--- START ---

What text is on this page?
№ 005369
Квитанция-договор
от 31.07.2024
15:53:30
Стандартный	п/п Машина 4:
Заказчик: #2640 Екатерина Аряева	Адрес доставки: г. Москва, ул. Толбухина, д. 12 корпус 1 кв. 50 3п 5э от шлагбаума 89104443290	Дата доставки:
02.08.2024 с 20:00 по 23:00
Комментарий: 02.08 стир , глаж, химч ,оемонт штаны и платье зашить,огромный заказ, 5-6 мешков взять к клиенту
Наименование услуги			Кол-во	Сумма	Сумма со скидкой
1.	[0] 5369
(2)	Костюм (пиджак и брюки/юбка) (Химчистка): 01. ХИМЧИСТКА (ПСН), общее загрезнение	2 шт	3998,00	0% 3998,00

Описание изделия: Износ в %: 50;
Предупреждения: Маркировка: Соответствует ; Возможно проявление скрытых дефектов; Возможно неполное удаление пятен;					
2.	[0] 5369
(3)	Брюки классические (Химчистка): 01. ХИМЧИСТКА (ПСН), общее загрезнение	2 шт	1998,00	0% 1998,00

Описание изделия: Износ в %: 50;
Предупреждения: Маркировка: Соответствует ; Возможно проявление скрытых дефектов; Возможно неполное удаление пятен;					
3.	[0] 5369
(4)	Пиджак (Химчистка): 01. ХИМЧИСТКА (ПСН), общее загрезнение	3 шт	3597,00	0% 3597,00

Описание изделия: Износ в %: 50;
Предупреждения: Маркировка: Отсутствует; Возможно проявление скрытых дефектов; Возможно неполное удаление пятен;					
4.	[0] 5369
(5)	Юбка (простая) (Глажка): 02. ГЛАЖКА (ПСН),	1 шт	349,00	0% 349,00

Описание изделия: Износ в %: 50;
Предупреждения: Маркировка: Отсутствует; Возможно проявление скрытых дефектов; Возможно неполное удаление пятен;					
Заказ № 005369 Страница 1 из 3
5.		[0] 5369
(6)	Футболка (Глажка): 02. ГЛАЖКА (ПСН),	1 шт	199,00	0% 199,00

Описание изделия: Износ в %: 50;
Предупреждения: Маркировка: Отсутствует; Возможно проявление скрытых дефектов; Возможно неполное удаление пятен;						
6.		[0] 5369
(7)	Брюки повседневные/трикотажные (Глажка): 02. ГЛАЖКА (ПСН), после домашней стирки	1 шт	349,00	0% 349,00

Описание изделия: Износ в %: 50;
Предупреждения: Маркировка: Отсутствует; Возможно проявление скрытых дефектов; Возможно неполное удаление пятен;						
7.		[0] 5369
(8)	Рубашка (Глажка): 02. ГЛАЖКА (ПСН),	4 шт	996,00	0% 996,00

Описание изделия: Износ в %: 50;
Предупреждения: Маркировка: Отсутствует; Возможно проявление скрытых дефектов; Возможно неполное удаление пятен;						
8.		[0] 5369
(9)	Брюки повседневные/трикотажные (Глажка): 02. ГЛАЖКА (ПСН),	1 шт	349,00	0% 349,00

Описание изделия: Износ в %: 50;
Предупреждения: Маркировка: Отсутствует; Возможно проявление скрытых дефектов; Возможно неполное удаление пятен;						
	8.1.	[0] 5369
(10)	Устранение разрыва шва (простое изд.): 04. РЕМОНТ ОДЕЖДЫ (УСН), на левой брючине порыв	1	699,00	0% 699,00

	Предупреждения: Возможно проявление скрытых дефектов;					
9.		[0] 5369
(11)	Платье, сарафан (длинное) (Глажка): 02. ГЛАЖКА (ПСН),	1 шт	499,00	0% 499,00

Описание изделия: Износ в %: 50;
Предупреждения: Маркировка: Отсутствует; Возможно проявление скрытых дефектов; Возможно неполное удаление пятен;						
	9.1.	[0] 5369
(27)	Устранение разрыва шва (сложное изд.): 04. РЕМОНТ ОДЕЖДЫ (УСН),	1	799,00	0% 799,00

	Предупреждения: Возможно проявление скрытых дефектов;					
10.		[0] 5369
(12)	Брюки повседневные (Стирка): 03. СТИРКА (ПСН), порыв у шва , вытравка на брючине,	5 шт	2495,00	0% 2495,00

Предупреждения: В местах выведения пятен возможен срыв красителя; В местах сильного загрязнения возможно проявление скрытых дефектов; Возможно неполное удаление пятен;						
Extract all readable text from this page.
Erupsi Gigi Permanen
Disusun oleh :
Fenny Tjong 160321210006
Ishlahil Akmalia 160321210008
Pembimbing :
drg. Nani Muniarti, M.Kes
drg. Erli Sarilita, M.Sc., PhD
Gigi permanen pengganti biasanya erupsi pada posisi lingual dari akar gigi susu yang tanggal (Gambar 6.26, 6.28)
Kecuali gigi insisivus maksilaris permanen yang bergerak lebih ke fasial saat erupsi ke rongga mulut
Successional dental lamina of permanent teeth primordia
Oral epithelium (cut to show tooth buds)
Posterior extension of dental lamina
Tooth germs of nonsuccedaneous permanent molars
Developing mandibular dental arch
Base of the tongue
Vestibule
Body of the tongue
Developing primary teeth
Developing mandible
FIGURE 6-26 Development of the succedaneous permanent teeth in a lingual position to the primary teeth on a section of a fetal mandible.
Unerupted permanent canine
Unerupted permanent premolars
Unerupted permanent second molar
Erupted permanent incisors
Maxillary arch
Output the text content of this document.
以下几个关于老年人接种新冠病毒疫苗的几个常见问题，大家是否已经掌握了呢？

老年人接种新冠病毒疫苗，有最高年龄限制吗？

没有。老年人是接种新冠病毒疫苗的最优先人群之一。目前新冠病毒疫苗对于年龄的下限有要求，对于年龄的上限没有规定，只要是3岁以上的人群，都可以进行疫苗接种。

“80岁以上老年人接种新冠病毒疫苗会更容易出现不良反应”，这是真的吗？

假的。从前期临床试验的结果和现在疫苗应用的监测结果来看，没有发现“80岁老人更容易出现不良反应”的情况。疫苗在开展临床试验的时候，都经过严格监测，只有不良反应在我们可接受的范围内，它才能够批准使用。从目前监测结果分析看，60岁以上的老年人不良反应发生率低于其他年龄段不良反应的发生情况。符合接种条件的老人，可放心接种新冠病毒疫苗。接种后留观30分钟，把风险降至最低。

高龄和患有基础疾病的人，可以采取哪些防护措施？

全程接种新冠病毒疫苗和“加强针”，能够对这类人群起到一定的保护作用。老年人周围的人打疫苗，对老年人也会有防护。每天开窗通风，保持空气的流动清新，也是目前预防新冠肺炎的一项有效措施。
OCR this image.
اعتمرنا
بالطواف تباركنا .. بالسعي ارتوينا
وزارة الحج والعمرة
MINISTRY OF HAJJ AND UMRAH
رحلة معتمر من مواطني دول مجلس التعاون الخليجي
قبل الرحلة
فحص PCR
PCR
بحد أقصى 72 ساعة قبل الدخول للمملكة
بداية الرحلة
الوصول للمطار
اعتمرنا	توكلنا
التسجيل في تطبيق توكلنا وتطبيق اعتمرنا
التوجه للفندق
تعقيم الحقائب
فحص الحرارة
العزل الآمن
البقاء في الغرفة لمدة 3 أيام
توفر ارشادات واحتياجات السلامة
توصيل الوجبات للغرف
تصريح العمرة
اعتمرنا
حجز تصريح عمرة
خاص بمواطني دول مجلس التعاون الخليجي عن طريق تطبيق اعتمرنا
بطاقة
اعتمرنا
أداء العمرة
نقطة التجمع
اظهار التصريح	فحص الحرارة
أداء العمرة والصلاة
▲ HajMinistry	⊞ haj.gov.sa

--- END ---

Extract every line from the one containing "OCR this image." through the last line of the data, inclusive, exactly as written.

_Solution to this exercise_:
OCR this image.
اعتمرنا
بالطواف تباركنا .. بالسعي ارتوينا
وزارة الحج والعمرة
MINISTRY OF HAJJ AND UMRAH
رحلة معتمر من مواطني دول مجلس التعاون الخليجي
قبل الرحلة
فحص PCR
PCR
بحد أقصى 72 ساعة قبل الدخول للمملكة
بداية الرحلة
الوصول للمطار
اعتمرنا	توكلنا
التسجيل في تطبيق توكلنا وتطبيق اعتمرنا
التوجه للفندق
تعقيم الحقائب
فحص الحرارة
العزل الآمن
البقاء في الغرفة لمدة 3 أيام
توفر ارشادات واحتياجات السلامة
توصيل الوجبات للغرف
تصريح العمرة
اعتمرنا
حجز تصريح عمرة
خاص بمواطني دول مجلس التعاون الخليجي عن طريق تطبيق اعتمرنا
بطاقة
اعتمرنا
أداء العمرة
نقطة التجمع
اظهار التصريح	فحص الحرارة
أداء العمرة والصلاة
▲ HajMinistry	⊞ haj.gov.sa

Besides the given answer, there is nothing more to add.